Job
Format each row below as a JSON list of strings, one string per line, skipping any blank lines.

A data block
+ + +

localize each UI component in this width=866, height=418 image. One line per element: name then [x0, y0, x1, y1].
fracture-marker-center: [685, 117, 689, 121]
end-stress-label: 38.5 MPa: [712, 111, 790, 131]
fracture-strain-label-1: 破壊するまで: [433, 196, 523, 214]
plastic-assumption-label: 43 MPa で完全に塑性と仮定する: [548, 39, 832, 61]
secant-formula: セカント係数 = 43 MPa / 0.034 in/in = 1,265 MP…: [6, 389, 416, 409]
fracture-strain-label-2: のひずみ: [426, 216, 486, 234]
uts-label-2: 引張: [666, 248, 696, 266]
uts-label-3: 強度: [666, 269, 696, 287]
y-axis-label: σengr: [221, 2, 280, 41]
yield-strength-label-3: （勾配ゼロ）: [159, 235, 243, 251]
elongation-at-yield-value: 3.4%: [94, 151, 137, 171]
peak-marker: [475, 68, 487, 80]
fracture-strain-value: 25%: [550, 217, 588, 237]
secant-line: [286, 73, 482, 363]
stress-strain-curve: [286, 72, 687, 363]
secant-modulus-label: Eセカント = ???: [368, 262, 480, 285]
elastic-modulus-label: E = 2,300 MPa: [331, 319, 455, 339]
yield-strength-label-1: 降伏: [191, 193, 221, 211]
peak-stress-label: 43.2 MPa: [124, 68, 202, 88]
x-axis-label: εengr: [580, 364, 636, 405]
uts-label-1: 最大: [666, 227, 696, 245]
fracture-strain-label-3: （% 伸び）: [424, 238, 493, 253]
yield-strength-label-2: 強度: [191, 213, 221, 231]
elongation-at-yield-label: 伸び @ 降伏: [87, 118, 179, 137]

+ + +

Solution to this exercise
[
  "localize each UI component in this width=866, height=418 image. One line per element: name then [x0, y0, x1, y1].",
  "fracture-marker-center: [685, 117, 689, 121]",
  "end-stress-label: 38.5 MPa: [712, 111, 790, 131]",
  "fracture-strain-label-1: 破壊するまで: [433, 196, 523, 214]",
  "plastic-assumption-label: 43 MPa で完全に塑性と仮定する: [548, 39, 832, 61]",
  "secant-formula: セカント係数 = 43 MPa / 0.034 in/in = 1,265 MP…: [6, 389, 416, 409]",
  "fracture-strain-label-2: のひずみ: [426, 216, 486, 234]",
  "uts-label-2: 引張: [666, 248, 696, 266]",
  "uts-label-3: 強度: [666, 269, 696, 287]",
  "y-axis-label: σengr: [221, 2, 280, 41]",
  "yield-strength-label-3: （勾配ゼロ）: [159, 235, 243, 251]",
  "elongation-at-yield-value: 3.4%: [94, 151, 137, 171]",
  "peak-marker: [475, 68, 487, 80]",
  "fracture-strain-value: 25%: [550, 217, 588, 237]",
  "secant-line: [286, 73, 482, 363]",
  "stress-strain-curve: [286, 72, 687, 363]",
  "secant-modulus-label: Eセカント = ???: [368, 262, 480, 285]",
  "elastic-modulus-label: E = 2,300 MPa: [331, 319, 455, 339]",
  "yield-strength-label-1: 降伏: [191, 193, 221, 211]",
  "peak-stress-label: 43.2 MPa: [124, 68, 202, 88]",
  "x-axis-label: εengr: [580, 364, 636, 405]",
  "uts-label-1: 最大: [666, 227, 696, 245]",
  "fracture-strain-label-3: （% 伸び）: [424, 238, 493, 253]",
  "yield-strength-label-2: 強度: [191, 213, 221, 231]",
  "elongation-at-yield-label: 伸び @ 降伏: [87, 118, 179, 137]"
]